• [WHAT THE EXERCISE ASKS]:
In the records below, pick out all lines containing the word "Close".
======== RECORD EXTRACTS ========
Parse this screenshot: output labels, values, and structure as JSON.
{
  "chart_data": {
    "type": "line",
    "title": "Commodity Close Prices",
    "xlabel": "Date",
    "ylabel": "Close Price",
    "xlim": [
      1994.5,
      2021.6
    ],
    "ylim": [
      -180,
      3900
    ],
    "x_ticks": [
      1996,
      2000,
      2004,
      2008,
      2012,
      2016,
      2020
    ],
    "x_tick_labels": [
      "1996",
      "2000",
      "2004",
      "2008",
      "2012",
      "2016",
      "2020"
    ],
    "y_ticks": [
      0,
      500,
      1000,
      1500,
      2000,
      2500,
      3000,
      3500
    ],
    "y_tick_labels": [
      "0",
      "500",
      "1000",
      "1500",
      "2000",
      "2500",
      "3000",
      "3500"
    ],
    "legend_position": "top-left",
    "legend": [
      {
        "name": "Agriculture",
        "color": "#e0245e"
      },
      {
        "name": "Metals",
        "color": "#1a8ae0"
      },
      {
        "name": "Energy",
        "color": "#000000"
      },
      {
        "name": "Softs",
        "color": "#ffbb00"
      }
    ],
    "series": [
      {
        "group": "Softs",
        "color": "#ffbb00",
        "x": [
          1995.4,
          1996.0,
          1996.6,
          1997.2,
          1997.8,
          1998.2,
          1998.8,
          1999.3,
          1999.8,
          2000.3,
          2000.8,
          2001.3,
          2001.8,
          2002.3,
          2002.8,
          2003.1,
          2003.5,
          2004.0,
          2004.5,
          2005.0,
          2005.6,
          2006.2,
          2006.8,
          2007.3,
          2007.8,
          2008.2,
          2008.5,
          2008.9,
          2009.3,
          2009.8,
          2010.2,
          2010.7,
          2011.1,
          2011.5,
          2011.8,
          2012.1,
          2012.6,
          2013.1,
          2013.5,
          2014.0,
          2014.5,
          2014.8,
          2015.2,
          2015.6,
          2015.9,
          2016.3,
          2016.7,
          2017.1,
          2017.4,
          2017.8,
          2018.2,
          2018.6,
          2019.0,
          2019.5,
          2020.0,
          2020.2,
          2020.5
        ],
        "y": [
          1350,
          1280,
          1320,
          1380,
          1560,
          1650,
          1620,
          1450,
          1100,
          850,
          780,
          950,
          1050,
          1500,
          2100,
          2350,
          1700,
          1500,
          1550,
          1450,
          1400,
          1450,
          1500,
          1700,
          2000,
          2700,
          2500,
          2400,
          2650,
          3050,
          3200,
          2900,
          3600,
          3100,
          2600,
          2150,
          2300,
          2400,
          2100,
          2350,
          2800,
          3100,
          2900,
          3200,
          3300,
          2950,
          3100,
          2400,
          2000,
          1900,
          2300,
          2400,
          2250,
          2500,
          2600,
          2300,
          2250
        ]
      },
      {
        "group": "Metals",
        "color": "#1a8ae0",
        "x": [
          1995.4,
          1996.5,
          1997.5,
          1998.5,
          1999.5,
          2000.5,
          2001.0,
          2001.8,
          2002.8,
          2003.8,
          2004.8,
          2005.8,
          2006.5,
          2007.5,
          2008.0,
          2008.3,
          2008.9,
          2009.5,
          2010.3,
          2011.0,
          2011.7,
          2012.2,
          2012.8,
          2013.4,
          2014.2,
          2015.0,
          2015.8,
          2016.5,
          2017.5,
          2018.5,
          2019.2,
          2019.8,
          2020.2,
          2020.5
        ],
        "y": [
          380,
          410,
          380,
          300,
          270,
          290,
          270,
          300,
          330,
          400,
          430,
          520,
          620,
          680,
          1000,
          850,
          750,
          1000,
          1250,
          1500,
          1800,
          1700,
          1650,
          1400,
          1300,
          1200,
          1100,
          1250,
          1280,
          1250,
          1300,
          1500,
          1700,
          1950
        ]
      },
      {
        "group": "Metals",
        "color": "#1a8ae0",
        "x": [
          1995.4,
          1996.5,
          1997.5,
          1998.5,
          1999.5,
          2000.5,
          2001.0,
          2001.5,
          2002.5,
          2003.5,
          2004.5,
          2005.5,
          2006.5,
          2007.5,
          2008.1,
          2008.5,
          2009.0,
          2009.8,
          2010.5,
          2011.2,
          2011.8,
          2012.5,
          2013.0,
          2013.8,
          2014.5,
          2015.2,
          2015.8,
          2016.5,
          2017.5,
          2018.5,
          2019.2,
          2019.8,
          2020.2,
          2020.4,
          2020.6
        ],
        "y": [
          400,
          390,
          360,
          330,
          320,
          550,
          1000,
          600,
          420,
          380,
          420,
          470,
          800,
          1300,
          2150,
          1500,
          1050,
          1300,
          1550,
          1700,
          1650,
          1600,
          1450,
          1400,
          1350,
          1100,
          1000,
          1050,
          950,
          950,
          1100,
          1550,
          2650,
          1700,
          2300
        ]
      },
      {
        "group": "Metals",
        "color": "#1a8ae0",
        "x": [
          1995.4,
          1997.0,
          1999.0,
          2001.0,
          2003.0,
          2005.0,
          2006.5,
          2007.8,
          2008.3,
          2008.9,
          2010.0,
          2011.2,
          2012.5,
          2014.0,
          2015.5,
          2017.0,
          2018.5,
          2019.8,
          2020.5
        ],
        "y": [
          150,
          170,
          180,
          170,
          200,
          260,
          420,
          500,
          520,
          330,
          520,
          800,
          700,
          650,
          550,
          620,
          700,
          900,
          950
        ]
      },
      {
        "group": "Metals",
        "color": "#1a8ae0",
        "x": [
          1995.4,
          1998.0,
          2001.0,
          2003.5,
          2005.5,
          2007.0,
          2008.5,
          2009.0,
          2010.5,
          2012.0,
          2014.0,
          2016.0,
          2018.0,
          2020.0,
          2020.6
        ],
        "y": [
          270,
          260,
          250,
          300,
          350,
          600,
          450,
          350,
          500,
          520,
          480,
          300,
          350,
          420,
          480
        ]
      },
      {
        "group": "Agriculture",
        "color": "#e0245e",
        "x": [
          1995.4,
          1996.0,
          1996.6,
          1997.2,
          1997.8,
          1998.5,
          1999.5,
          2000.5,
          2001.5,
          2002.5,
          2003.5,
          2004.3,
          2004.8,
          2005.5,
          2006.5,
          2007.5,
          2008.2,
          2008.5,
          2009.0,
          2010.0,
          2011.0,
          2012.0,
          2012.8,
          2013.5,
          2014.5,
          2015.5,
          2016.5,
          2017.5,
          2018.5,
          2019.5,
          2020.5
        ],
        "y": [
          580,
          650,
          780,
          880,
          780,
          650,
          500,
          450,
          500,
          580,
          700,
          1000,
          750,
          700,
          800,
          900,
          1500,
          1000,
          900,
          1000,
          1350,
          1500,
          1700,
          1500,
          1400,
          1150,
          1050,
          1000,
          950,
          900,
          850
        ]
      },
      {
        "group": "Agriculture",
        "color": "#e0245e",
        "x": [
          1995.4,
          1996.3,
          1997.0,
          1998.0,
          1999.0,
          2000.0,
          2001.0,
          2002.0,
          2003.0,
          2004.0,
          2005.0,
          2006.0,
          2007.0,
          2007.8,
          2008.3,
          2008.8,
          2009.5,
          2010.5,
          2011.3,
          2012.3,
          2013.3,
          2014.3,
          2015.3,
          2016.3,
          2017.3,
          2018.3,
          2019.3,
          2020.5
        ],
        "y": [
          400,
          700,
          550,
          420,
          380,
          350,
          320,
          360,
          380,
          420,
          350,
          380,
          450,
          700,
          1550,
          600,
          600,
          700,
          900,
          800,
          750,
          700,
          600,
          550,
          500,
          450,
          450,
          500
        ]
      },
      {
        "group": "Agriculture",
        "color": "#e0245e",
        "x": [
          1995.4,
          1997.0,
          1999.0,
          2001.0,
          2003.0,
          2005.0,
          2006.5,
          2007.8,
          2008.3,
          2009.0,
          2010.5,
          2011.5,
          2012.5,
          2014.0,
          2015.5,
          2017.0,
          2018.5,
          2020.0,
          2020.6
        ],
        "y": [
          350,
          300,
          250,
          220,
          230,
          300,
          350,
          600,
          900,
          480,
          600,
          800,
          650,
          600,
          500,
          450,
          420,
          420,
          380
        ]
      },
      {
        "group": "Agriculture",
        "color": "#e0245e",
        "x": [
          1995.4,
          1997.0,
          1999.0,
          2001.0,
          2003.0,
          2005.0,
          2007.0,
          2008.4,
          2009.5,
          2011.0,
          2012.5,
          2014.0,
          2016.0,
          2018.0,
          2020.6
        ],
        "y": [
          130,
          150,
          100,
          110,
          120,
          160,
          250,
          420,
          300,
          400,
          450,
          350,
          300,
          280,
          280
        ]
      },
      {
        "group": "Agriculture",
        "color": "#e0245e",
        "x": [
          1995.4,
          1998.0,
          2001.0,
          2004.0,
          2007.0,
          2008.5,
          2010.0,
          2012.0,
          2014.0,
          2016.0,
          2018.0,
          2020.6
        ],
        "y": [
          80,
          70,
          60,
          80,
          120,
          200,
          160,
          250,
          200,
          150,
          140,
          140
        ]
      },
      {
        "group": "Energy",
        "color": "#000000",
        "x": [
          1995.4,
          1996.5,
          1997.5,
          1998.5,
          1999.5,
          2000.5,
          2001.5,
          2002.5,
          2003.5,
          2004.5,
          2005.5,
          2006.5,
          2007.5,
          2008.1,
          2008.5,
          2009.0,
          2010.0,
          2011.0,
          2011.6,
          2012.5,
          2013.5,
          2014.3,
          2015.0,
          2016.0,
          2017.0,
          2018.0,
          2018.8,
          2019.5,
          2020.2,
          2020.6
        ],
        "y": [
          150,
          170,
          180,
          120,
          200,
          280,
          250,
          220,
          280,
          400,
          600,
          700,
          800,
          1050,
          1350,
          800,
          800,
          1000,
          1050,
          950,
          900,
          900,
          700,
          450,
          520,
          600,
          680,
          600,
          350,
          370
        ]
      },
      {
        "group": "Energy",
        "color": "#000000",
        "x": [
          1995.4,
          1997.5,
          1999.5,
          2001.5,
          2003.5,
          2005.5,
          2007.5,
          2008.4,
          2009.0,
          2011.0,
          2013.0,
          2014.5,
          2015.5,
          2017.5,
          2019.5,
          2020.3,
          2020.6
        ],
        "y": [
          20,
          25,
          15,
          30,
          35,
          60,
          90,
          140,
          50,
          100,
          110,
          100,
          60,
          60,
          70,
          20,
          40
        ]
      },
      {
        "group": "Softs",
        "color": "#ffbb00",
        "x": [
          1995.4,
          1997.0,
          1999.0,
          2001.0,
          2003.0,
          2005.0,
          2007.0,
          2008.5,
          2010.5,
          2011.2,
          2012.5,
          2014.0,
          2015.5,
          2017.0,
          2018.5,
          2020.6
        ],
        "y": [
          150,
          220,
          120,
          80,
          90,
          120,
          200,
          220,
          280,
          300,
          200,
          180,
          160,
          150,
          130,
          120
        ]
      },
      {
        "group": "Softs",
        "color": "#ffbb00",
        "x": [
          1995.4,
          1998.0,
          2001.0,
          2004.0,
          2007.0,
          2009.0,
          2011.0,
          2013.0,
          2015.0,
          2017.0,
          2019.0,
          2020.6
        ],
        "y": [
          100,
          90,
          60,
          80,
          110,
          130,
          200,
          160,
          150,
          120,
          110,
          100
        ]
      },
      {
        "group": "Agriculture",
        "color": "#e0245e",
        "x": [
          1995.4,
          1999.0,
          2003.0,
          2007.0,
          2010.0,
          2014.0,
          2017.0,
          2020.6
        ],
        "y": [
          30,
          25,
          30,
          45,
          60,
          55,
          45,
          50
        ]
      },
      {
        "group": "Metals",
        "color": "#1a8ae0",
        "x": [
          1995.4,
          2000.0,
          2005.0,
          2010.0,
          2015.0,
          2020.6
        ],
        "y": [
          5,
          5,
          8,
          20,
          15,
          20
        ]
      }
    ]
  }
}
========
• [THE COMPLETED TASK]:
    "title": "Commodity Close Prices",
    "ylabel": "Close Price",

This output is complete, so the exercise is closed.